Identify the lines that contain the word "protection" and copy each one.

─── RECORDS FOR PROCESSING ───

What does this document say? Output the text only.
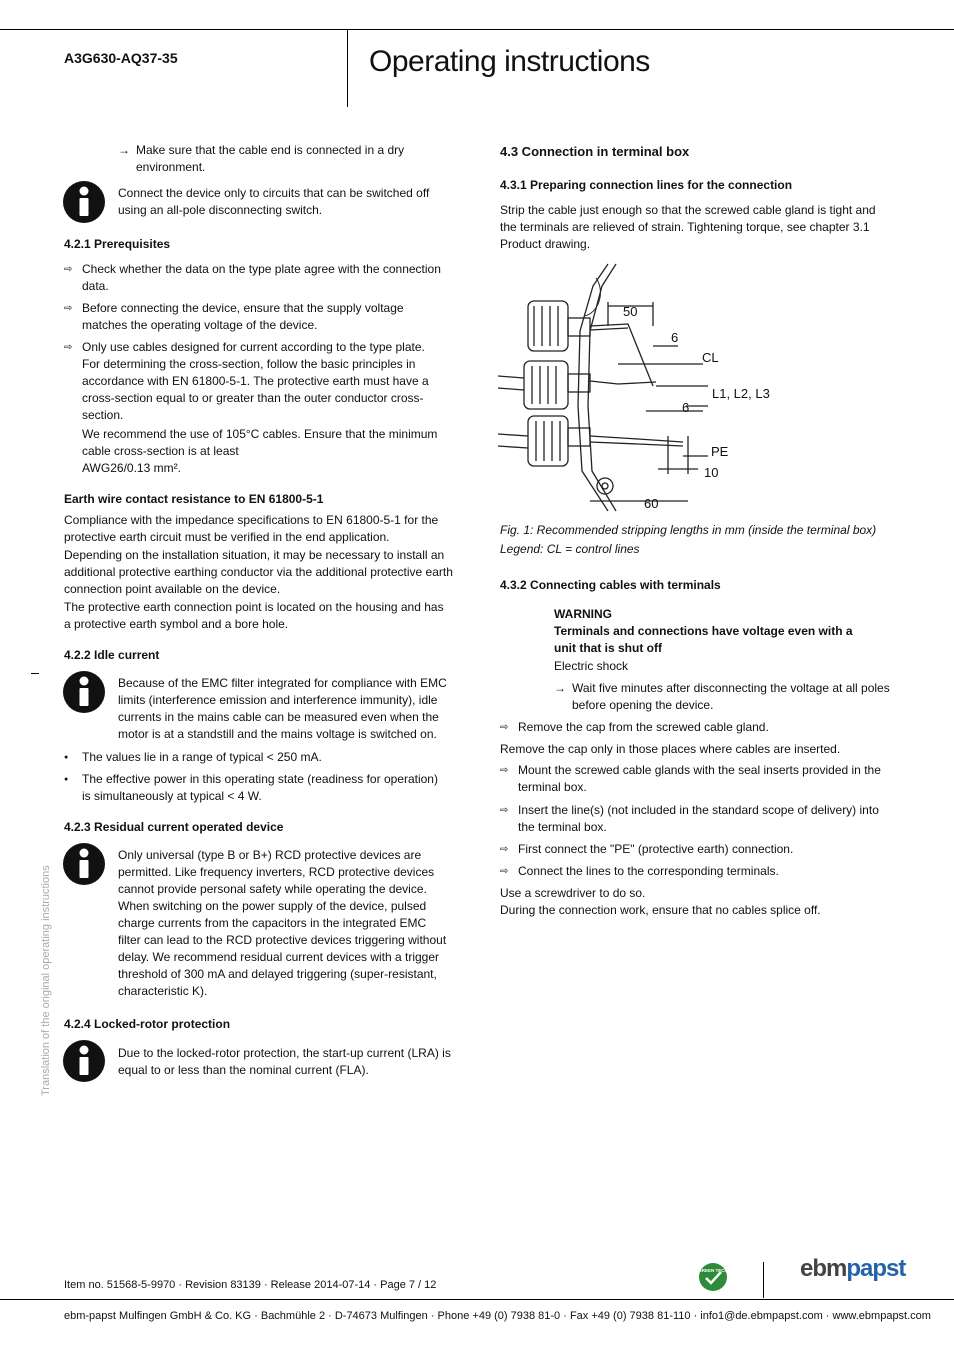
A3G630-AQ37-35	Operating instructions
→ Make sure that the cable end is connected in a dry environment.
Connect the device only to circuits that can be switched off using an all-pole disconnecting switch.
4.2.1 Prerequisites
⇨ Check whether the data on the type plate agree with the connection data.
⇨ Before connecting the device, ensure that the supply voltage matches the operating voltage of the device.
⇨ Only use cables designed for current according to the type plate.
For determining the cross-section, follow the basic principles in accordance with EN 61800-5-1. The protective earth must have a cross-section equal to or greater than the outer conductor cross-section.
We recommend the use of 105°C cables. Ensure that the minimum cable cross-section is at least
AWG26/0.13 mm².
Earth wire contact resistance to EN 61800-5-1
Compliance with the impedance specifications to EN 61800-5-1 for the protective earth circuit must be verified in the end application.
Depending on the installation situation, it may be necessary to install an additional protective earthing conductor via the additional protective earth connection point available on the device.
The protective earth connection point is located on the housing and has a protective earth symbol and a bore hole.
4.2.2 Idle current
Because of the EMC filter integrated for compliance with EMC limits (interference emission and interference immunity), idle currents in the mains cable can be measured even when the motor is at a standstill and the mains voltage is switched on.
●	The values lie in a range of typical < 250 mA.
●	The effective power in this operating state (readiness for operation) is simultaneously at typical < 4 W.
4.2.3 Residual current operated device
Only universal (type B or B+) RCD protective devices are permitted. Like frequency inverters, RCD protective devices cannot provide personal safety while operating the device. When switching on the power supply of the device, pulsed charge currents from the capacitors in the integrated EMC filter can lead to the RCD protective devices triggering without delay. We recommend residual current devices with a trigger threshold of 300 mA and delayed triggering (super-resistant, characteristic K).
4.2.4 Locked-rotor protection
Due to the locked-rotor protection, the start-up current (LRA) is equal to or less than the nominal current (FLA).
Translation of the original operating instructions
4.3 Connection in terminal box
4.3.1 Preparing connection lines for the connection
Strip the cable just enough so that the screwed cable gland is tight and the terminals are relieved of strain. Tightening torque, see chapter 3.1 Product drawing.
50
6
CL
L1, L2, L3
6
PE
10
60
Fig. 1: Recommended stripping lengths in mm (inside the terminal box)
Legend: CL = control lines
4.3.2 Connecting cables with terminals
WARNING
Terminals and connections have voltage even with a unit that is shut off
Electric shock
→ Wait five minutes after disconnecting the voltage at all poles before opening the device.
⇨ Remove the cap from the screwed cable gland.
Remove the cap only in those places where cables are inserted.
⇨ Mount the screwed cable glands with the seal inserts provided in the terminal box.
⇨ Insert the line(s) (not included in the standard scope of delivery) into the terminal box.
⇨ First connect the "PE" (protective earth) connection.
⇨ Connect the lines to the corresponding terminals.
Use a screwdriver to do so.
During the connection work, ensure that no cables splice off.
Item no. 51568-5-9970 · Revision 83139 · Release 2014-07-14 · Page 7 / 12
GREEN TECH	ebmpapst
ebm-papst Mulfingen GmbH & Co. KG · Bachmühle 2 · D-74673 Mulfingen · Phone +49 (0) 7938 81-0 · Fax +49 (0) 7938 81-110 · info1@de.ebmpapst.com · www.ebmpapst.com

───

**SOLUTION TO THIS EXERCISE**
4.2.4 Locked-rotor protection
Due to the locked-rotor protection, the start-up current (LRA) is equal to or less than the nominal current (FLA).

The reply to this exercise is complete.